- What the exercise asks: For the listing underneath, give the count of lines containing the string "Бродський" and nothing further.

- Data records:

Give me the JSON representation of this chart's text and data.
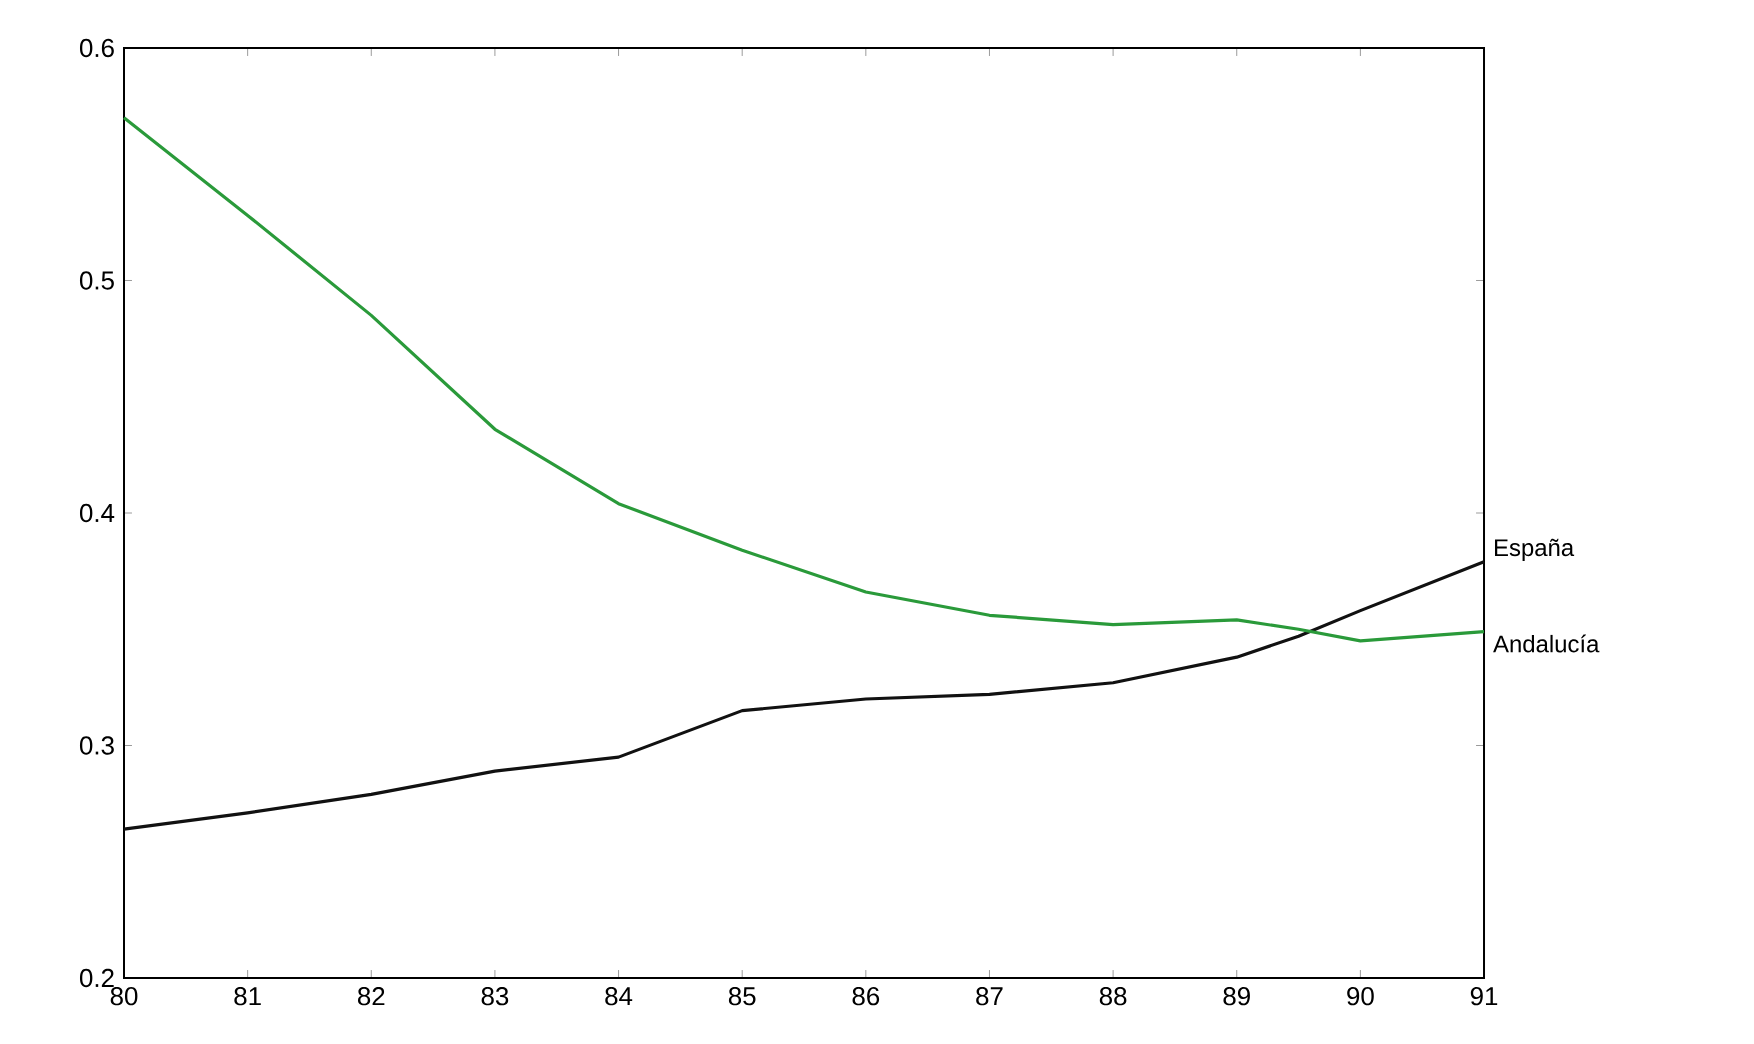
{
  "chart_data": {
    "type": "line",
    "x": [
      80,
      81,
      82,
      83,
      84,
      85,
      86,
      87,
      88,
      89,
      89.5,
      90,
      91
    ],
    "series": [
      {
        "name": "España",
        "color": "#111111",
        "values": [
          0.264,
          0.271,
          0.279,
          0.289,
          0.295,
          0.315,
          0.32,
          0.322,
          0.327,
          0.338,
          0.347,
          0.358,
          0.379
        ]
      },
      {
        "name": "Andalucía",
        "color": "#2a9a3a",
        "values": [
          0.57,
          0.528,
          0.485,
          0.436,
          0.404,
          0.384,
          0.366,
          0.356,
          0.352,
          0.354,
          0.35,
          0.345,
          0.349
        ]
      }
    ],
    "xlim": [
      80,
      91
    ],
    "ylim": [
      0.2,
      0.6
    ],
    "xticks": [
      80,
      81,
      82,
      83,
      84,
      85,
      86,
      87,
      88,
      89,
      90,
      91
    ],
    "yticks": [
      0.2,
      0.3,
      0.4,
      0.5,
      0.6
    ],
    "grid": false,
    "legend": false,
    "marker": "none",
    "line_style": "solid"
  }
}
==
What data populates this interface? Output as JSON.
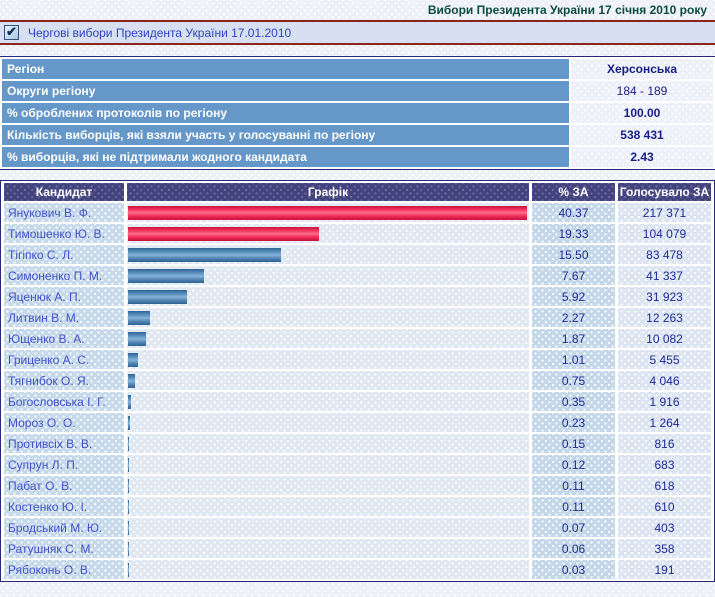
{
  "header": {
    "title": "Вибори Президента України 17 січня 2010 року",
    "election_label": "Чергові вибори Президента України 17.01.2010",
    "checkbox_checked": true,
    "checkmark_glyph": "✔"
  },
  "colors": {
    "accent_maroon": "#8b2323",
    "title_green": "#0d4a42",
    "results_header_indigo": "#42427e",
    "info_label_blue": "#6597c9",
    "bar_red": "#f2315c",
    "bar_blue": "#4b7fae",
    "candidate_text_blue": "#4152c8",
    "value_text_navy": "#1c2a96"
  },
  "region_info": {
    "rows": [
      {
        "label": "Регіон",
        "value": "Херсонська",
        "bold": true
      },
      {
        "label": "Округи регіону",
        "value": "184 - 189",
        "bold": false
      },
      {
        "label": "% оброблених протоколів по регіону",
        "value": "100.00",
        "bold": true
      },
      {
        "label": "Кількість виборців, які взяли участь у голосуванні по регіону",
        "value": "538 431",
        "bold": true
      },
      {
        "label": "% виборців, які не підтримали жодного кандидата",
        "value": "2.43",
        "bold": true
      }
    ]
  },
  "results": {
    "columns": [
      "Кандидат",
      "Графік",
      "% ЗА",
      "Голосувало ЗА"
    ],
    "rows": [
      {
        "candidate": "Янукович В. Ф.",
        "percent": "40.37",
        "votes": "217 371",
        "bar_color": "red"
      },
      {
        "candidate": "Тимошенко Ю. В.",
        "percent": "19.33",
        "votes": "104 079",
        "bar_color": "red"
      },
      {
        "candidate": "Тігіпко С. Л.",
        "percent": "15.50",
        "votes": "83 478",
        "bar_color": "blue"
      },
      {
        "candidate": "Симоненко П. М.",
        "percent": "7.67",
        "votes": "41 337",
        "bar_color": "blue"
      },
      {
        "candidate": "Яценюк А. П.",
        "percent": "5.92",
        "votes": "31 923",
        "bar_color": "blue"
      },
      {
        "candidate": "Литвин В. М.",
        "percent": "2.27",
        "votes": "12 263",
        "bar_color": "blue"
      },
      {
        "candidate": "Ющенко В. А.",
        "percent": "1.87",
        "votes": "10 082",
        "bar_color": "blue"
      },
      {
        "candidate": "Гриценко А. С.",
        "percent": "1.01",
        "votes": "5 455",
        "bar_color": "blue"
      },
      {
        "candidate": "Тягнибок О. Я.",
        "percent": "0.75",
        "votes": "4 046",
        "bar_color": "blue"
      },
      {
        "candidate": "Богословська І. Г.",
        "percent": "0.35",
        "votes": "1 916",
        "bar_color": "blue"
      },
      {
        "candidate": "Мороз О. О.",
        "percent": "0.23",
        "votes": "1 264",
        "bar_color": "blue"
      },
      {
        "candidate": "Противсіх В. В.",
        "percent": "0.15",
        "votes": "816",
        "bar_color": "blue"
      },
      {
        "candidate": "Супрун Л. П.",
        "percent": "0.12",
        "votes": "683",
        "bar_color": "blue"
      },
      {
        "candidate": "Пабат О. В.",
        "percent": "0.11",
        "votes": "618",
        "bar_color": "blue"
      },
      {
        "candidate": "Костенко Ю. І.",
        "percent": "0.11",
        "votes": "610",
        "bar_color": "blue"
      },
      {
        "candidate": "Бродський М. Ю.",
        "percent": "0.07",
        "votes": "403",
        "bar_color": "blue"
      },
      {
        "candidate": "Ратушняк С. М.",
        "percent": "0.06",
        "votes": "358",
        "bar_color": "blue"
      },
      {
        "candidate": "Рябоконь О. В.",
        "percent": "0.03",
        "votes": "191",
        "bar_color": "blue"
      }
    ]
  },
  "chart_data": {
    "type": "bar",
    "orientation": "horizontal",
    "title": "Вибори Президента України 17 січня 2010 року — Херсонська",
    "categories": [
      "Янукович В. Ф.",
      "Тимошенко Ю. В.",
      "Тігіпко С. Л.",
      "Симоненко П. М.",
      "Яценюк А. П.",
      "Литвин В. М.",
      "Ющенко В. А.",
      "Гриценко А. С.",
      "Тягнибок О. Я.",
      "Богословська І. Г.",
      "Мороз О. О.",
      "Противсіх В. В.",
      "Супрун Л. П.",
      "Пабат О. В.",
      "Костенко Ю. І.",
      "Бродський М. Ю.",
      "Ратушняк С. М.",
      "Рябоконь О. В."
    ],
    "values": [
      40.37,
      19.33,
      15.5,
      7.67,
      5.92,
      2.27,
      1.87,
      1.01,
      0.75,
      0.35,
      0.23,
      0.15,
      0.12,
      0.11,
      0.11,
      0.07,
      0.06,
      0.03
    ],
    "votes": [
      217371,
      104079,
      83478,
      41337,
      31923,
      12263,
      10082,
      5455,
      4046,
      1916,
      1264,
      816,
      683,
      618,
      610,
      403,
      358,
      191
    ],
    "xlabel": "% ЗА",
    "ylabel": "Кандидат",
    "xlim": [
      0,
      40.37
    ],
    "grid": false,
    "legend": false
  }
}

- Answer to the problem: 2